Problem to work on = Locate the lines that hold the string "攻击速度". Copy every such line.

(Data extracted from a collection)
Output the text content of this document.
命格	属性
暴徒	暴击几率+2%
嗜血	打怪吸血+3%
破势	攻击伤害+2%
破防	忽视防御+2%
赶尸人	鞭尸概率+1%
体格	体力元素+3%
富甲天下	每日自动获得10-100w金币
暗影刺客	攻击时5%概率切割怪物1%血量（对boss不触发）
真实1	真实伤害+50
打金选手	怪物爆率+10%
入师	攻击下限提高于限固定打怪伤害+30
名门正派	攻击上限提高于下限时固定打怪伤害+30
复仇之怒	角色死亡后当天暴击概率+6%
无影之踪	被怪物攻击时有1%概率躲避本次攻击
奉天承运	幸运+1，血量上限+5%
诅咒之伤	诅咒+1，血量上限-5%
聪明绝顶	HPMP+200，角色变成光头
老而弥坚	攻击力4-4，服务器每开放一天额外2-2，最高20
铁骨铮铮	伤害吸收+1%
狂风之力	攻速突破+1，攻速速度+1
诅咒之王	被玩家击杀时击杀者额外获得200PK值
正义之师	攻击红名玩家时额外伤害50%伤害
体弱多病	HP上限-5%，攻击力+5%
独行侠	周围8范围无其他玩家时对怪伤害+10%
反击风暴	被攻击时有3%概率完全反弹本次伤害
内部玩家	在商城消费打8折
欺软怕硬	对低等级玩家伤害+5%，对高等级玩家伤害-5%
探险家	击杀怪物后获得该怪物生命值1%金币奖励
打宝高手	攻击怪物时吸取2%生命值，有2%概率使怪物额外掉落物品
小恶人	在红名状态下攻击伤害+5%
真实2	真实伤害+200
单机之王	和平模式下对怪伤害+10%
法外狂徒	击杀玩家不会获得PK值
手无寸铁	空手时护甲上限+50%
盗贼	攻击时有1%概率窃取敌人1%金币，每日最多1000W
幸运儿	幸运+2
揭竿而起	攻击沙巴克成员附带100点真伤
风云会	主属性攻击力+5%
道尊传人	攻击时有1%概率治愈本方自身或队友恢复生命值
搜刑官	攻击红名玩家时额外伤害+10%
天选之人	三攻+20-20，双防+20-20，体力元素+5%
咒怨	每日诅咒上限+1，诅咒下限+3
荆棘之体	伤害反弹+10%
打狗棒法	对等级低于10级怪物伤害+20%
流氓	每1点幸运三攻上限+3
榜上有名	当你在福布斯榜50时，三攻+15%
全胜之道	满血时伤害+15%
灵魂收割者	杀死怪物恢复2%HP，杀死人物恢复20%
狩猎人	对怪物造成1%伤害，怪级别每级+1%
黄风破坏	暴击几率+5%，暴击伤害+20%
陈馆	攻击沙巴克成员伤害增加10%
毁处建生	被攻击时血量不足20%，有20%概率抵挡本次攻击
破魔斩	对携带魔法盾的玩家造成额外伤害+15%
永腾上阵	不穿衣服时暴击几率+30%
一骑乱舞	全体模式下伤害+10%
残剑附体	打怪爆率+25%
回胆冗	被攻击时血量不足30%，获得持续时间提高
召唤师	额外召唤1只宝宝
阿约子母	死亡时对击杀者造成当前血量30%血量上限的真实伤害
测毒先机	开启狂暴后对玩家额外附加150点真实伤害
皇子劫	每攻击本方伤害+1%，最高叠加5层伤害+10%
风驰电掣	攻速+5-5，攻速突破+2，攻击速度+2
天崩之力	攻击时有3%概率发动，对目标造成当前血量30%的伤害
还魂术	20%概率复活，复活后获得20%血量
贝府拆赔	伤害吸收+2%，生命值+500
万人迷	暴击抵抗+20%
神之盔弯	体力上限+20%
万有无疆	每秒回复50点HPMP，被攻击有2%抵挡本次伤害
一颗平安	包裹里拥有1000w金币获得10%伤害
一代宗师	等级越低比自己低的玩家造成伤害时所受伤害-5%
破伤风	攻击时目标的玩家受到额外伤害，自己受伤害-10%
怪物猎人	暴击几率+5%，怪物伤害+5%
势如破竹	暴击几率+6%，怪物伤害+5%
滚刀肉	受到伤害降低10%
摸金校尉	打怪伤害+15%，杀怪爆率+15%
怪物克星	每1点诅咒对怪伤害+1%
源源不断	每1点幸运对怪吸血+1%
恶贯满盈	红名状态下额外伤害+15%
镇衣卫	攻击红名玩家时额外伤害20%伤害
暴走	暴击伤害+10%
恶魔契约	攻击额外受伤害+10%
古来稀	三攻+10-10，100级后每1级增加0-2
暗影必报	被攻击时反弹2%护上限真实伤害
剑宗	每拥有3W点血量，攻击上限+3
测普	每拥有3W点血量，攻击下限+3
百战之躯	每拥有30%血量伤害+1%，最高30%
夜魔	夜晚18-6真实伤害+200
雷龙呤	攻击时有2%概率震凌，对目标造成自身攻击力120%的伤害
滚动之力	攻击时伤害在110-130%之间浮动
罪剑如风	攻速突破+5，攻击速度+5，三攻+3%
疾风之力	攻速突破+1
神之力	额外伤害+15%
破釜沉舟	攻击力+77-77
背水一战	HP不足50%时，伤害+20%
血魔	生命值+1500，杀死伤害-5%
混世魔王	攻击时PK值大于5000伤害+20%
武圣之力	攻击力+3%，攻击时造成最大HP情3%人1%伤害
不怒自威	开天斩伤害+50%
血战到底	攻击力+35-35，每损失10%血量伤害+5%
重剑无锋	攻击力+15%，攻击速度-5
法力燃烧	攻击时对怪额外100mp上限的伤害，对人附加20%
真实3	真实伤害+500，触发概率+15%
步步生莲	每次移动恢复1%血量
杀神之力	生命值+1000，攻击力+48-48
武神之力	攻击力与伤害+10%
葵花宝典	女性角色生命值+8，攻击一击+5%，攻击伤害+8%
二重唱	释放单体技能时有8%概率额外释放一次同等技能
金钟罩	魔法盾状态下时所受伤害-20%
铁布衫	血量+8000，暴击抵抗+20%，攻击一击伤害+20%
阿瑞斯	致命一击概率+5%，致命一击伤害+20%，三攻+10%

Solution =
风驰电掣	攻速+5-5，攻速突破+2，攻击速度+2
罪剑如风	攻速突破+5，攻击速度+5，三攻+3%
重剑无锋	攻击力+15%，攻击速度-5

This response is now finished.